> [Stated exercise]
Write out each record again exactly as it stands.

> [Records for this exercise]
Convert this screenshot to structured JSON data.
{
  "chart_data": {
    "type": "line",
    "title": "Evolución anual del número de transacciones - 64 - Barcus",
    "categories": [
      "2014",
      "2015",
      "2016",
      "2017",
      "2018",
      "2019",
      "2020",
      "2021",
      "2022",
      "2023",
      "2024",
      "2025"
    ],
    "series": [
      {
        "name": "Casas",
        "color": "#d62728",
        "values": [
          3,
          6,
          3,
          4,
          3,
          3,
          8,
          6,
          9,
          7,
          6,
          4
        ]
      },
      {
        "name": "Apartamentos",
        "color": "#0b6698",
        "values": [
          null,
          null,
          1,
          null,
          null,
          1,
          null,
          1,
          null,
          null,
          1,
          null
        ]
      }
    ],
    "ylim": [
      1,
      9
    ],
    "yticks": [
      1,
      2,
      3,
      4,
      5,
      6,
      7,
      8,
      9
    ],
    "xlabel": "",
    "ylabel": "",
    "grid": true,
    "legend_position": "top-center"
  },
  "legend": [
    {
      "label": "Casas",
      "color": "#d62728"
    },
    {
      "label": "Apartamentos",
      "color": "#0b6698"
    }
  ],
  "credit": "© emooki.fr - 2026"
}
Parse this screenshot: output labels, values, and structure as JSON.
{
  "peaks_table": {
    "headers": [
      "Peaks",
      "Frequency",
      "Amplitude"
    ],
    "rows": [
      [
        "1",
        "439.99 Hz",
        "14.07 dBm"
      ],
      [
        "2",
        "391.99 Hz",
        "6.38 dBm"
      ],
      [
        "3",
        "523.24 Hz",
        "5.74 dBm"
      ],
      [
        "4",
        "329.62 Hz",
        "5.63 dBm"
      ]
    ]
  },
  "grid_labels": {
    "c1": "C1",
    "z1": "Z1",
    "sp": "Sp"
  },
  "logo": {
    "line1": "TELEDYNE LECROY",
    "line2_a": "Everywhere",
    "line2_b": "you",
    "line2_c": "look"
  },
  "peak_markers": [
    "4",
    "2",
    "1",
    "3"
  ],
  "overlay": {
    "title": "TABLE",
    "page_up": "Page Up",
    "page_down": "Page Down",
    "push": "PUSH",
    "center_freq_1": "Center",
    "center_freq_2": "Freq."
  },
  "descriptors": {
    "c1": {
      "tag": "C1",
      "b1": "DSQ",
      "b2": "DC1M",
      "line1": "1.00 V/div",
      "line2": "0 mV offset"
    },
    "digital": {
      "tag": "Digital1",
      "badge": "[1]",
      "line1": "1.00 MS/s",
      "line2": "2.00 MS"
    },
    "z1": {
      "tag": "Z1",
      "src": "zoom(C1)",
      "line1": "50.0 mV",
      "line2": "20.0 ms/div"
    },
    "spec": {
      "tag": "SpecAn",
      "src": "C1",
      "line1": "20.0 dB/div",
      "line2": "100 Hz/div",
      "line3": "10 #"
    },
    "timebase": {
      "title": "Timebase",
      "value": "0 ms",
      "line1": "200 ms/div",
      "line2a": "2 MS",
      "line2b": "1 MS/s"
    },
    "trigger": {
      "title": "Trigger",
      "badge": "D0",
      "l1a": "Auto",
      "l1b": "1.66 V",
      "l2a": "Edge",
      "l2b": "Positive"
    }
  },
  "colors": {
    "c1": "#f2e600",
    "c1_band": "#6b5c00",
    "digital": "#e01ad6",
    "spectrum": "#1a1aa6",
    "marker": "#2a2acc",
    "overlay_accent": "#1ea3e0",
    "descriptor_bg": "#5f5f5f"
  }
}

> [Result of this task]
Convert this screenshot to structured JSON data.
{
  "chart_data": {
    "type": "line",
    "title": "Evolución anual del número de transacciones - 64 - Barcus",
    "categories": [
      "2014",
      "2015",
      "2016",
      "2017",
      "2018",
      "2019",
      "2020",
      "2021",
      "2022",
      "2023",
      "2024",
      "2025"
    ],
    "series": [
      {
        "name": "Casas",
        "color": "#d62728",
        "values": [
          3,
          6,
          3,
          4,
          3,
          3,
          8,
          6,
          9,
          7,
          6,
          4
        ]
      },
      {
        "name": "Apartamentos",
        "color": "#0b6698",
        "values": [
          null,
          null,
          1,
          null,
          null,
          1,
          null,
          1,
          null,
          null,
          1,
          null
        ]
      }
    ],
    "ylim": [
      1,
      9
    ],
    "yticks": [
      1,
      2,
      3,
      4,
      5,
      6,
      7,
      8,
      9
    ],
    "xlabel": "",
    "ylabel": "",
    "grid": true,
    "legend_position": "top-center"
  },
  "legend": [
    {
      "label": "Casas",
      "color": "#d62728"
    },
    {
      "label": "Apartamentos",
      "color": "#0b6698"
    }
  ],
  "credit": "© emooki.fr - 2026"
}
Parse this screenshot: output labels, values, and structure as JSON.
{
  "peaks_table": {
    "headers": [
      "Peaks",
      "Frequency",
      "Amplitude"
    ],
    "rows": [
      [
        "1",
        "439.99 Hz",
        "14.07 dBm"
      ],
      [
        "2",
        "391.99 Hz",
        "6.38 dBm"
      ],
      [
        "3",
        "523.24 Hz",
        "5.74 dBm"
      ],
      [
        "4",
        "329.62 Hz",
        "5.63 dBm"
      ]
    ]
  },
  "grid_labels": {
    "c1": "C1",
    "z1": "Z1",
    "sp": "Sp"
  },
  "logo": {
    "line1": "TELEDYNE LECROY",
    "line2_a": "Everywhere",
    "line2_b": "you",
    "line2_c": "look"
  },
  "peak_markers": [
    "4",
    "2",
    "1",
    "3"
  ],
  "overlay": {
    "title": "TABLE",
    "page_up": "Page Up",
    "page_down": "Page Down",
    "push": "PUSH",
    "center_freq_1": "Center",
    "center_freq_2": "Freq."
  },
  "descriptors": {
    "c1": {
      "tag": "C1",
      "b1": "DSQ",
      "b2": "DC1M",
      "line1": "1.00 V/div",
      "line2": "0 mV offset"
    },
    "digital": {
      "tag": "Digital1",
      "badge": "[1]",
      "line1": "1.00 MS/s",
      "line2": "2.00 MS"
    },
    "z1": {
      "tag": "Z1",
      "src": "zoom(C1)",
      "line1": "50.0 mV",
      "line2": "20.0 ms/div"
    },
    "spec": {
      "tag": "SpecAn",
      "src": "C1",
      "line1": "20.0 dB/div",
      "line2": "100 Hz/div",
      "line3": "10 #"
    },
    "timebase": {
      "title": "Timebase",
      "value": "0 ms",
      "line1": "200 ms/div",
      "line2a": "2 MS",
      "line2b": "1 MS/s"
    },
    "trigger": {
      "title": "Trigger",
      "badge": "D0",
      "l1a": "Auto",
      "l1b": "1.66 V",
      "l2a": "Edge",
      "l2b": "Positive"
    }
  },
  "colors": {
    "c1": "#f2e600",
    "c1_band": "#6b5c00",
    "digital": "#e01ad6",
    "spectrum": "#1a1aa6",
    "marker": "#2a2acc",
    "overlay_accent": "#1ea3e0",
    "descriptor_bg": "#5f5f5f"
  }
}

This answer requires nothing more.